● **Directive**
Write out the whole listing exactly as it stands.

● **Task inputs**
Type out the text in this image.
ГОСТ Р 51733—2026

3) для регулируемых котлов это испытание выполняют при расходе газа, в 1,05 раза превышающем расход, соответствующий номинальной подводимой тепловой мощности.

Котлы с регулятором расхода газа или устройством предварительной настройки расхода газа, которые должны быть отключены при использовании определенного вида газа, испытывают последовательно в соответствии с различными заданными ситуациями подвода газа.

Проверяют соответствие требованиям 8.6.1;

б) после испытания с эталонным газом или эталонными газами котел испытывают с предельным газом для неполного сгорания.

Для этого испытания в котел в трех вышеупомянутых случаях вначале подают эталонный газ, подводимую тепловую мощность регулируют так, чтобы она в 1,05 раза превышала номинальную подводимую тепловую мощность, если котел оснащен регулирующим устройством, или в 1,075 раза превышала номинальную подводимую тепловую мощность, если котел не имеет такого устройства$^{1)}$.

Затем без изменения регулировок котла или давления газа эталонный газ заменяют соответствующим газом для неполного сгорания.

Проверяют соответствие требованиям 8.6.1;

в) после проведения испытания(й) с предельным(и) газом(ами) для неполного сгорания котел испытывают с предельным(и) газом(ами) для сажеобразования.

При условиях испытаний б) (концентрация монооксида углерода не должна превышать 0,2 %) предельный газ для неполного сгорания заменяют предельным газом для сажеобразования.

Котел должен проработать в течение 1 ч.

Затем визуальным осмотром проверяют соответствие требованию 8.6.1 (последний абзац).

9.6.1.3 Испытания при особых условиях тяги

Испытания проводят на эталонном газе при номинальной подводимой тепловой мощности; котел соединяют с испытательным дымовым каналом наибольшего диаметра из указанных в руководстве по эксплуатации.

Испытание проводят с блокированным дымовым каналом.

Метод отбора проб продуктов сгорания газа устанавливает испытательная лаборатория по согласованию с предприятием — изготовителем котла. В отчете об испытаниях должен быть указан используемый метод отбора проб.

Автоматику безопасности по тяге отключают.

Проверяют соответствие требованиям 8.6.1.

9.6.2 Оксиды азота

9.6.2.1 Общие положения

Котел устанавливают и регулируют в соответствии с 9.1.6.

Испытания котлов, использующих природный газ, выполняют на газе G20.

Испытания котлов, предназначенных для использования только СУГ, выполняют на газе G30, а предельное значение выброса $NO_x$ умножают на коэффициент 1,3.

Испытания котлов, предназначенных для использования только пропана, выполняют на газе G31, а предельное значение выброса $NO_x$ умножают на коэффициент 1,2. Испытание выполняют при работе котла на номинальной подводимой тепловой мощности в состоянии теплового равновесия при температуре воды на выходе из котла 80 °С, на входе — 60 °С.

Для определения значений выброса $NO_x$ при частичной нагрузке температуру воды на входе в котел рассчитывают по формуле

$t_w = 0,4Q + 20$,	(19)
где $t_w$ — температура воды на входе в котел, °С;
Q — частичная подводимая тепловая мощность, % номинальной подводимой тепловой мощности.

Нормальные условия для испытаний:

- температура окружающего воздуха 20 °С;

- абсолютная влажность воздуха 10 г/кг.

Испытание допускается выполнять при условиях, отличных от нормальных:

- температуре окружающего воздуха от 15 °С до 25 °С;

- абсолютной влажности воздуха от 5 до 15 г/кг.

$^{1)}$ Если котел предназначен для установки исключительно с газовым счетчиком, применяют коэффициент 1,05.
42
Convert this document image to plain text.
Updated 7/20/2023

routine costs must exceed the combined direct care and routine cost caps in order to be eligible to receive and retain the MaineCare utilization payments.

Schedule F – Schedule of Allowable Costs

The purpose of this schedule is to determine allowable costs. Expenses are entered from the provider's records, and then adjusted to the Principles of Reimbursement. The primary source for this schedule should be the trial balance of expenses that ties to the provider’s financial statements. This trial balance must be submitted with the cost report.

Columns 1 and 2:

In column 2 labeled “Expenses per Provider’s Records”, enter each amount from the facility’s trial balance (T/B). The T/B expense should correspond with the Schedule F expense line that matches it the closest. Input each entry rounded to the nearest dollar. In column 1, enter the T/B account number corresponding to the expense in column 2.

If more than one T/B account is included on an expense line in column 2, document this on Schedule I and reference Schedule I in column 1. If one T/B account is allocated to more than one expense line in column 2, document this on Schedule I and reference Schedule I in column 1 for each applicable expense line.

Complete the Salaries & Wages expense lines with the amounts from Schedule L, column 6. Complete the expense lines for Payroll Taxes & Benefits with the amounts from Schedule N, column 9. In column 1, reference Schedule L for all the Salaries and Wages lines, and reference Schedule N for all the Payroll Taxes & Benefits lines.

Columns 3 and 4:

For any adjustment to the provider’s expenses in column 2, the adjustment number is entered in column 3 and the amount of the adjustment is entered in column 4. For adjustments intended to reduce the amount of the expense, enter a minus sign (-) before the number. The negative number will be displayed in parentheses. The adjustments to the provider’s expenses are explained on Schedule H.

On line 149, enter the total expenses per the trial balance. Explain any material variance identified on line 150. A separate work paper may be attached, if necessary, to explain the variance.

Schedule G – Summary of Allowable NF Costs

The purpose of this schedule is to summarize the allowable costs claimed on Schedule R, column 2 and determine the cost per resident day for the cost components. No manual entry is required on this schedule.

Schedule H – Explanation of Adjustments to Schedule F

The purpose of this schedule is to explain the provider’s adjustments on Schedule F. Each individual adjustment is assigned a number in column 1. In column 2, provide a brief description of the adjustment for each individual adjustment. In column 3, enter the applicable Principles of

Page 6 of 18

● **Finished exercise**
Type out the text in this image.
ГОСТ Р 51733—2026

3) для регулируемых котлов это испытание выполняют при расходе газа, в 1,05 раза превышающем расход, соответствующий номинальной подводимой тепловой мощности.

Котлы с регулятором расхода газа или устройством предварительной настройки расхода газа, которые должны быть отключены при использовании определенного вида газа, испытывают последовательно в соответствии с различными заданными ситуациями подвода газа.

Проверяют соответствие требованиям 8.6.1;

б) после испытания с эталонным газом или эталонными газами котел испытывают с предельным газом для неполного сгорания.

Для этого испытания в котел в трех вышеупомянутых случаях вначале подают эталонный газ, подводимую тепловую мощность регулируют так, чтобы она в 1,05 раза превышала номинальную подводимую тепловую мощность, если котел оснащен регулирующим устройством, или в 1,075 раза превышала номинальную подводимую тепловую мощность, если котел не имеет такого устройства$^{1)}$.

Затем без изменения регулировок котла или давления газа эталонный газ заменяют соответствующим газом для неполного сгорания.

Проверяют соответствие требованиям 8.6.1;

в) после проведения испытания(й) с предельным(и) газом(ами) для неполного сгорания котел испытывают с предельным(и) газом(ами) для сажеобразования.

При условиях испытаний б) (концентрация монооксида углерода не должна превышать 0,2 %) предельный газ для неполного сгорания заменяют предельным газом для сажеобразования.

Котел должен проработать в течение 1 ч.

Затем визуальным осмотром проверяют соответствие требованию 8.6.1 (последний абзац).

9.6.1.3 Испытания при особых условиях тяги

Испытания проводят на эталонном газе при номинальной подводимой тепловой мощности; котел соединяют с испытательным дымовым каналом наибольшего диаметра из указанных в руководстве по эксплуатации.

Испытание проводят с блокированным дымовым каналом.

Метод отбора проб продуктов сгорания газа устанавливает испытательная лаборатория по согласованию с предприятием — изготовителем котла. В отчете об испытаниях должен быть указан используемый метод отбора проб.

Автоматику безопасности по тяге отключают.

Проверяют соответствие требованиям 8.6.1.

9.6.2 Оксиды азота

9.6.2.1 Общие положения

Котел устанавливают и регулируют в соответствии с 9.1.6.

Испытания котлов, использующих природный газ, выполняют на газе G20.

Испытания котлов, предназначенных для использования только СУГ, выполняют на газе G30, а предельное значение выброса $NO_x$ умножают на коэффициент 1,3.

Испытания котлов, предназначенных для использования только пропана, выполняют на газе G31, а предельное значение выброса $NO_x$ умножают на коэффициент 1,2. Испытание выполняют при работе котла на номинальной подводимой тепловой мощности в состоянии теплового равновесия при температуре воды на выходе из котла 80 °С, на входе — 60 °С.

Для определения значений выброса $NO_x$ при частичной нагрузке температуру воды на входе в котел рассчитывают по формуле

$t_w = 0,4Q + 20$,	(19)
где $t_w$ — температура воды на входе в котел, °С;
Q — частичная подводимая тепловая мощность, % номинальной подводимой тепловой мощности.

Нормальные условия для испытаний:

- температура окружающего воздуха 20 °С;

- абсолютная влажность воздуха 10 г/кг.

Испытание допускается выполнять при условиях, отличных от нормальных:

- температуре окружающего воздуха от 15 °С до 25 °С;

- абсолютной влажности воздуха от 5 до 15 г/кг.

$^{1)}$ Если котел предназначен для установки исключительно с газовым счетчиком, применяют коэффициент 1,05.
42
Convert this document image to plain text.
Updated 7/20/2023

routine costs must exceed the combined direct care and routine cost caps in order to be eligible to receive and retain the MaineCare utilization payments.

Schedule F – Schedule of Allowable Costs

The purpose of this schedule is to determine allowable costs. Expenses are entered from the provider's records, and then adjusted to the Principles of Reimbursement. The primary source for this schedule should be the trial balance of expenses that ties to the provider’s financial statements. This trial balance must be submitted with the cost report.

Columns 1 and 2:

In column 2 labeled “Expenses per Provider’s Records”, enter each amount from the facility’s trial balance (T/B). The T/B expense should correspond with the Schedule F expense line that matches it the closest. Input each entry rounded to the nearest dollar. In column 1, enter the T/B account number corresponding to the expense in column 2.

If more than one T/B account is included on an expense line in column 2, document this on Schedule I and reference Schedule I in column 1. If one T/B account is allocated to more than one expense line in column 2, document this on Schedule I and reference Schedule I in column 1 for each applicable expense line.

Complete the Salaries & Wages expense lines with the amounts from Schedule L, column 6. Complete the expense lines for Payroll Taxes & Benefits with the amounts from Schedule N, column 9. In column 1, reference Schedule L for all the Salaries and Wages lines, and reference Schedule N for all the Payroll Taxes & Benefits lines.

Columns 3 and 4:

For any adjustment to the provider’s expenses in column 2, the adjustment number is entered in column 3 and the amount of the adjustment is entered in column 4. For adjustments intended to reduce the amount of the expense, enter a minus sign (-) before the number. The negative number will be displayed in parentheses. The adjustments to the provider’s expenses are explained on Schedule H.

On line 149, enter the total expenses per the trial balance. Explain any material variance identified on line 150. A separate work paper may be attached, if necessary, to explain the variance.

Schedule G – Summary of Allowable NF Costs

The purpose of this schedule is to summarize the allowable costs claimed on Schedule R, column 2 and determine the cost per resident day for the cost components. No manual entry is required on this schedule.

Schedule H – Explanation of Adjustments to Schedule F

The purpose of this schedule is to explain the provider’s adjustments on Schedule F. Each individual adjustment is assigned a number in column 1. In column 2, provide a brief description of the adjustment for each individual adjustment. In column 3, enter the applicable Principles of

Page 6 of 18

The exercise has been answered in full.